### PASSAGE GIVEN

┌────────

Retrospection on enforcement and regulatory developments

The year 2025 marked a pivotal moment in the global fight against trade-based money laundering (TBML). Despite representing only 2% of fentanyl-related suspicious activity reports (SARs) filed in 2024, TBML accounted for 42% of the aggregate dollar value involved in such cases, says the 2025 TBML Year End Report: Trade Finance Fraud Analysis & Global Compliance Outlook by Cleareye.ai

This concentration highlighted the increasing sophistication of criminal organisations using trade finance and the pressing need for improved regulatory and technological measures.

Retrospection on enforcement and regulatory developments

In 2025, enforcement efforts increased significantly. U.S. Attorney General Pam Bondi issued a February memo calling for the elimination of cartels and transnational criminal organisations. 

This increased the risk of investigations for financial institutions involved in suspicious cross-border payments linked to fraudulent trade. The message was clear – such activities would no longer be tolerated.

In April, FinCEN published an alert detailing TBML schemes associated with cartels. It uncovered broker networks linking Chinese nationals to cartel members, illustrating the level of coordination among these operations. 

Additionally, it showcased how these organisations used the electronics trade, especially cell phones and vaping devices, to launder billions in illegal funds.

The Corporate Transparency Act, enforced after Supreme Court approval in January, reduced the anonymity of shell companies by requiring disclosure of beneficial owners. 

Along the same lines, Europe strengthened its rules with the 6th Anti-Money Laundering Directive (6AMLD) and established the EU Anti-Money Laundering Authority. This centralised supervision replaces inconsistent national enforcement. These regulatory advances increased the operational burden on financial institutions and trade entities, mandating enhanced due diligence, beneficial ownership verification, and suspicious activity reporting.

└────────

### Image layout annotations
┌────────

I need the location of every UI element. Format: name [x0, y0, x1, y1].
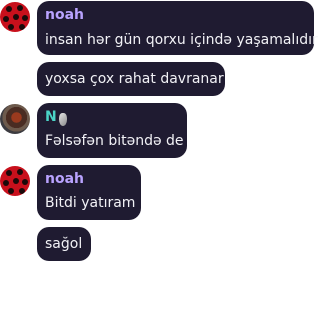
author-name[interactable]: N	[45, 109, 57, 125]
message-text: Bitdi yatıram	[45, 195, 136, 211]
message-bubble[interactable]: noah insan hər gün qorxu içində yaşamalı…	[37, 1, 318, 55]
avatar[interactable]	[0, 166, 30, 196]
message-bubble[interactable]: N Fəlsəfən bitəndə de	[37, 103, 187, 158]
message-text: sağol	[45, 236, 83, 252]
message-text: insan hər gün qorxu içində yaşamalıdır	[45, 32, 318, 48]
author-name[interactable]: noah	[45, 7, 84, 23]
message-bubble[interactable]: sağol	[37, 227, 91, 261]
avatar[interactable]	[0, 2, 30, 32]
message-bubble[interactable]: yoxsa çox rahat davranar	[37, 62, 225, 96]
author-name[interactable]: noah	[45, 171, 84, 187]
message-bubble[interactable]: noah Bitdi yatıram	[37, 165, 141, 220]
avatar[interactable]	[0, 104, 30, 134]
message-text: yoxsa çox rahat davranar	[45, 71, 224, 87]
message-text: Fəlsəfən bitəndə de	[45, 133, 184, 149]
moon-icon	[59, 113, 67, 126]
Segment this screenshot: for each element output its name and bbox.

└────────

### WORK TO BE COMPLETED
Can you quote the full passage on trade-based money laundering, word for word from start to finish?

### WRITTEN ANSWER
Retrospection on enforcement and regulatory developments

The year 2025 marked a pivotal moment in the global fight against trade-based money laundering (TBML). Despite representing only 2% of fentanyl-related suspicious activity reports (SARs) filed in 2024, TBML accounted for 42% of the aggregate dollar value involved in such cases, says the 2025 TBML Year End Report: Trade Finance Fraud Analysis & Global Compliance Outlook by Cleareye.ai

This concentration highlighted the increasing sophistication of criminal organisations using trade finance and the pressing need for improved regulatory and technological measures.

Retrospection on enforcement and regulatory developments

In 2025, enforcement efforts increased significantly. U.S. Attorney General Pam Bondi issued a February memo calling for the elimination of cartels and transnational criminal organisations. 

This increased the risk of investigations for financial institutions involved in suspicious cross-border payments linked to fraudulent trade. The message was clear – such activities would no longer be tolerated.

In April, FinCEN published an alert detailing TBML schemes associated with cartels. It uncovered broker networks linking Chinese nationals to cartel members, illustrating the level of coordination among these operations. 

Additionally, it showcased how these organisations used the electronics trade, especially cell phones and vaping devices, to launder billions in illegal funds.

The Corporate Transparency Act, enforced after Supreme Court approval in January, reduced the anonymity of shell companies by requiring disclosure of beneficial owners. 

Along the same lines, Europe strengthened its rules with the 6th Anti-Money Laundering Directive (6AMLD) and established the EU Anti-Money Laundering Authority. This centralised supervision replaces inconsistent national enforcement. These regulatory advances increased the operational burden on financial institutions and trade entities, mandating enhanced due diligence, beneficial ownership verification, and suspicious activity reporting.